GOAL OF THE EXERCISE
Reproduce each line exactly.

[Dataset excerpt]
--

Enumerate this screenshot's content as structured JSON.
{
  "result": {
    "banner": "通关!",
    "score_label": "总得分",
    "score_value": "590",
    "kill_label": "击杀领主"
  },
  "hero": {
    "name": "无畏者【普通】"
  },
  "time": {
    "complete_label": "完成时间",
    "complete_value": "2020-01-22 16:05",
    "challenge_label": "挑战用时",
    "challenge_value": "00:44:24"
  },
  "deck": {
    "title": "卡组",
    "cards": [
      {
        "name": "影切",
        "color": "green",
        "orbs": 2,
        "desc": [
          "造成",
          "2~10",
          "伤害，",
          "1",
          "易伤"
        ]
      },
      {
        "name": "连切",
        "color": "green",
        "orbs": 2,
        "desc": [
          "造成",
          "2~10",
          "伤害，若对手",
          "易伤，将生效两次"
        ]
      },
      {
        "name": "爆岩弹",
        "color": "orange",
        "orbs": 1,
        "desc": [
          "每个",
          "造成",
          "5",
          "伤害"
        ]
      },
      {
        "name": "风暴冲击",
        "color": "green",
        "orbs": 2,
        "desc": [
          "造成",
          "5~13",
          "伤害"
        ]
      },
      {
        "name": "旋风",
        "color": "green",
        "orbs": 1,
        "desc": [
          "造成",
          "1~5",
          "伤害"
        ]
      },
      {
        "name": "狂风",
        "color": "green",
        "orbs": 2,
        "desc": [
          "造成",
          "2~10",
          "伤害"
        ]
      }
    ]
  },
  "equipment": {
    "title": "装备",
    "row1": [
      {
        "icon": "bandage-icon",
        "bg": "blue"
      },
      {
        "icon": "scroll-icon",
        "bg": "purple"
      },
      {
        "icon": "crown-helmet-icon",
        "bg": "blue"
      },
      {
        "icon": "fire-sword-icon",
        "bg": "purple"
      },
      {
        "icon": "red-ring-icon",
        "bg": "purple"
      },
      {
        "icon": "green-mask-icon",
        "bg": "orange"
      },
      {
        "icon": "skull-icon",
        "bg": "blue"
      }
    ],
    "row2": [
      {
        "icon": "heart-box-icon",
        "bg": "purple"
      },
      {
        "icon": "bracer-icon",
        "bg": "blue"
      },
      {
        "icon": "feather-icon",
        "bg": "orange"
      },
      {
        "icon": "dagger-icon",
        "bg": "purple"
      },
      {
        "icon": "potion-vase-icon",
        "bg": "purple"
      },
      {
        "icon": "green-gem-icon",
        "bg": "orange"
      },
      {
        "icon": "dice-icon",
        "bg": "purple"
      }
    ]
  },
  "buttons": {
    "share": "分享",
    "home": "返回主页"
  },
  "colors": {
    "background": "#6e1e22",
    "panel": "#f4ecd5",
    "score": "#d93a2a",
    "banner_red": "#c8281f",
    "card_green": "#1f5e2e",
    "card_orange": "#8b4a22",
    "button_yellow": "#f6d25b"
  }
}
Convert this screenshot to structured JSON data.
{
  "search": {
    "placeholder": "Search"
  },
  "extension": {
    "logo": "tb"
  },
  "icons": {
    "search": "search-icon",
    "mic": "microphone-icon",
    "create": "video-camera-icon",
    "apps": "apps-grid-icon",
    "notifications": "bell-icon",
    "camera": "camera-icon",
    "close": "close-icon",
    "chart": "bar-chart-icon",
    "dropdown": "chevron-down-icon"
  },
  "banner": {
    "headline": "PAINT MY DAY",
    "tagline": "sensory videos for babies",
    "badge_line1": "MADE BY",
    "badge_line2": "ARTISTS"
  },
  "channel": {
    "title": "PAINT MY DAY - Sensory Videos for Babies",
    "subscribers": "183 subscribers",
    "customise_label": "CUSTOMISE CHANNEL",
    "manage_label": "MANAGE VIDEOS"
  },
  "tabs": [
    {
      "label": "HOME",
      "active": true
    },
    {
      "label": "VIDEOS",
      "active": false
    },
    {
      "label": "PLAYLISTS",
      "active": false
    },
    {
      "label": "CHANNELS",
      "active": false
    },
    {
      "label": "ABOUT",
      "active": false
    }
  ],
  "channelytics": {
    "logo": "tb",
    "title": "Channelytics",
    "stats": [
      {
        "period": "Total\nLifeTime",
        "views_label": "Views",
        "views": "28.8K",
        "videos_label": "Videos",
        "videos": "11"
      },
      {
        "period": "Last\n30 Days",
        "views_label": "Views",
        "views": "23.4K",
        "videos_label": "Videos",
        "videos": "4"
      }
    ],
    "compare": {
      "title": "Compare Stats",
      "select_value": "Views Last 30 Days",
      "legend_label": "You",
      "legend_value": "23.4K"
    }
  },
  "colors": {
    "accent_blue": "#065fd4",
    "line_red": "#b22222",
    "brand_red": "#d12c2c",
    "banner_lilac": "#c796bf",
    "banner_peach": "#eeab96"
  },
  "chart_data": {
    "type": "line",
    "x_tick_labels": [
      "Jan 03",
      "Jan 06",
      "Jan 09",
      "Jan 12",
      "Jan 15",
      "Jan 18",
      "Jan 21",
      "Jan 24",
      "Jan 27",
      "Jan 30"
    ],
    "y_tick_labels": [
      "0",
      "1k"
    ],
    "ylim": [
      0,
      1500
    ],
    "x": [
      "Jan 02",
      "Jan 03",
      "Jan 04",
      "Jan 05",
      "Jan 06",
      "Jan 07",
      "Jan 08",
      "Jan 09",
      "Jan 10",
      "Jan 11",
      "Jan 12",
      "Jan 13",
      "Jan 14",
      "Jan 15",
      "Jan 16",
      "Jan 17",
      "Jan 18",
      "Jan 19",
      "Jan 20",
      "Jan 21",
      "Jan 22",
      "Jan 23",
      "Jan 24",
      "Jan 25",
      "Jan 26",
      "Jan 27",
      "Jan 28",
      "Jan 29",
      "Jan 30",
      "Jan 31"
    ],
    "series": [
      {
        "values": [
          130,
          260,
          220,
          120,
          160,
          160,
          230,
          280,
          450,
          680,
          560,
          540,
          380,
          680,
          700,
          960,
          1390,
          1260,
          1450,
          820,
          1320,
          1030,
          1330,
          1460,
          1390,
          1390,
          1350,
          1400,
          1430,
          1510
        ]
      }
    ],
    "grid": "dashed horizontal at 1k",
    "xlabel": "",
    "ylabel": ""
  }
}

--

WRITTEN RESPONSE
Enumerate this screenshot's content as structured JSON.
{
  "result": {
    "banner": "通关!",
    "score_label": "总得分",
    "score_value": "590",
    "kill_label": "击杀领主"
  },
  "hero": {
    "name": "无畏者【普通】"
  },
  "time": {
    "complete_label": "完成时间",
    "complete_value": "2020-01-22 16:05",
    "challenge_label": "挑战用时",
    "challenge_value": "00:44:24"
  },
  "deck": {
    "title": "卡组",
    "cards": [
      {
        "name": "影切",
        "color": "green",
        "orbs": 2,
        "desc": [
          "造成",
          "2~10",
          "伤害，",
          "1",
          "易伤"
        ]
      },
      {
        "name": "连切",
        "color": "green",
        "orbs": 2,
        "desc": [
          "造成",
          "2~10",
          "伤害，若对手",
          "易伤，将生效两次"
        ]
      },
      {
        "name": "爆岩弹",
        "color": "orange",
        "orbs": 1,
        "desc": [
          "每个",
          "造成",
          "5",
          "伤害"
        ]
      },
      {
        "name": "风暴冲击",
        "color": "green",
        "orbs": 2,
        "desc": [
          "造成",
          "5~13",
          "伤害"
        ]
      },
      {
        "name": "旋风",
        "color": "green",
        "orbs": 1,
        "desc": [
          "造成",
          "1~5",
          "伤害"
        ]
      },
      {
        "name": "狂风",
        "color": "green",
        "orbs": 2,
        "desc": [
          "造成",
          "2~10",
          "伤害"
        ]
      }
    ]
  },
  "equipment": {
    "title": "装备",
    "row1": [
      {
        "icon": "bandage-icon",
        "bg": "blue"
      },
      {
        "icon": "scroll-icon",
        "bg": "purple"
      },
      {
        "icon": "crown-helmet-icon",
        "bg": "blue"
      },
      {
        "icon": "fire-sword-icon",
        "bg": "purple"
      },
      {
        "icon": "red-ring-icon",
        "bg": "purple"
      },
      {
        "icon": "green-mask-icon",
        "bg": "orange"
      },
      {
        "icon": "skull-icon",
        "bg": "blue"
      }
    ],
    "row2": [
      {
        "icon": "heart-box-icon",
        "bg": "purple"
      },
      {
        "icon": "bracer-icon",
        "bg": "blue"
      },
      {
        "icon": "feather-icon",
        "bg": "orange"
      },
      {
        "icon": "dagger-icon",
        "bg": "purple"
      },
      {
        "icon": "potion-vase-icon",
        "bg": "purple"
      },
      {
        "icon": "green-gem-icon",
        "bg": "orange"
      },
      {
        "icon": "dice-icon",
        "bg": "purple"
      }
    ]
  },
  "buttons": {
    "share": "分享",
    "home": "返回主页"
  },
  "colors": {
    "background": "#6e1e22",
    "panel": "#f4ecd5",
    "score": "#d93a2a",
    "banner_red": "#c8281f",
    "card_green": "#1f5e2e",
    "card_orange": "#8b4a22",
    "button_yellow": "#f6d25b"
  }
}
Convert this screenshot to structured JSON data.
{
  "search": {
    "placeholder": "Search"
  },
  "extension": {
    "logo": "tb"
  },
  "icons": {
    "search": "search-icon",
    "mic": "microphone-icon",
    "create": "video-camera-icon",
    "apps": "apps-grid-icon",
    "notifications": "bell-icon",
    "camera": "camera-icon",
    "close": "close-icon",
    "chart": "bar-chart-icon",
    "dropdown": "chevron-down-icon"
  },
  "banner": {
    "headline": "PAINT MY DAY",
    "tagline": "sensory videos for babies",
    "badge_line1": "MADE BY",
    "badge_line2": "ARTISTS"
  },
  "channel": {
    "title": "PAINT MY DAY - Sensory Videos for Babies",
    "subscribers": "183 subscribers",
    "customise_label": "CUSTOMISE CHANNEL",
    "manage_label": "MANAGE VIDEOS"
  },
  "tabs": [
    {
      "label": "HOME",
      "active": true
    },
    {
      "label": "VIDEOS",
      "active": false
    },
    {
      "label": "PLAYLISTS",
      "active": false
    },
    {
      "label": "CHANNELS",
      "active": false
    },
    {
      "label": "ABOUT",
      "active": false
    }
  ],
  "channelytics": {
    "logo": "tb",
    "title": "Channelytics",
    "stats": [
      {
        "period": "Total\nLifeTime",
        "views_label": "Views",
        "views": "28.8K",
        "videos_label": "Videos",
        "videos": "11"
      },
      {
        "period": "Last\n30 Days",
        "views_label": "Views",
        "views": "23.4K",
        "videos_label": "Videos",
        "videos": "4"
      }
    ],
    "compare": {
      "title": "Compare Stats",
      "select_value": "Views Last 30 Days",
      "legend_label": "You",
      "legend_value": "23.4K"
    }
  },
  "colors": {
    "accent_blue": "#065fd4",
    "line_red": "#b22222",
    "brand_red": "#d12c2c",
    "banner_lilac": "#c796bf",
    "banner_peach": "#eeab96"
  },
  "chart_data": {
    "type": "line",
    "x_tick_labels": [
      "Jan 03",
      "Jan 06",
      "Jan 09",
      "Jan 12",
      "Jan 15",
      "Jan 18",
      "Jan 21",
      "Jan 24",
      "Jan 27",
      "Jan 30"
    ],
    "y_tick_labels": [
      "0",
      "1k"
    ],
    "ylim": [
      0,
      1500
    ],
    "x": [
      "Jan 02",
      "Jan 03",
      "Jan 04",
      "Jan 05",
      "Jan 06",
      "Jan 07",
      "Jan 08",
      "Jan 09",
      "Jan 10",
      "Jan 11",
      "Jan 12",
      "Jan 13",
      "Jan 14",
      "Jan 15",
      "Jan 16",
      "Jan 17",
      "Jan 18",
      "Jan 19",
      "Jan 20",
      "Jan 21",
      "Jan 22",
      "Jan 23",
      "Jan 24",
      "Jan 25",
      "Jan 26",
      "Jan 27",
      "Jan 28",
      "Jan 29",
      "Jan 30",
      "Jan 31"
    ],
    "series": [
      {
        "values": [
          130,
          260,
          220,
          120,
          160,
          160,
          230,
          280,
          450,
          680,
          560,
          540,
          380,
          680,
          700,
          960,
          1390,
          1260,
          1450,
          820,
          1320,
          1030,
          1330,
          1460,
          1390,
          1390,
          1350,
          1400,
          1430,
          1510
        ]
      }
    ],
    "grid": "dashed horizontal at 1k",
    "xlabel": "",
    "ylabel": ""
  }
}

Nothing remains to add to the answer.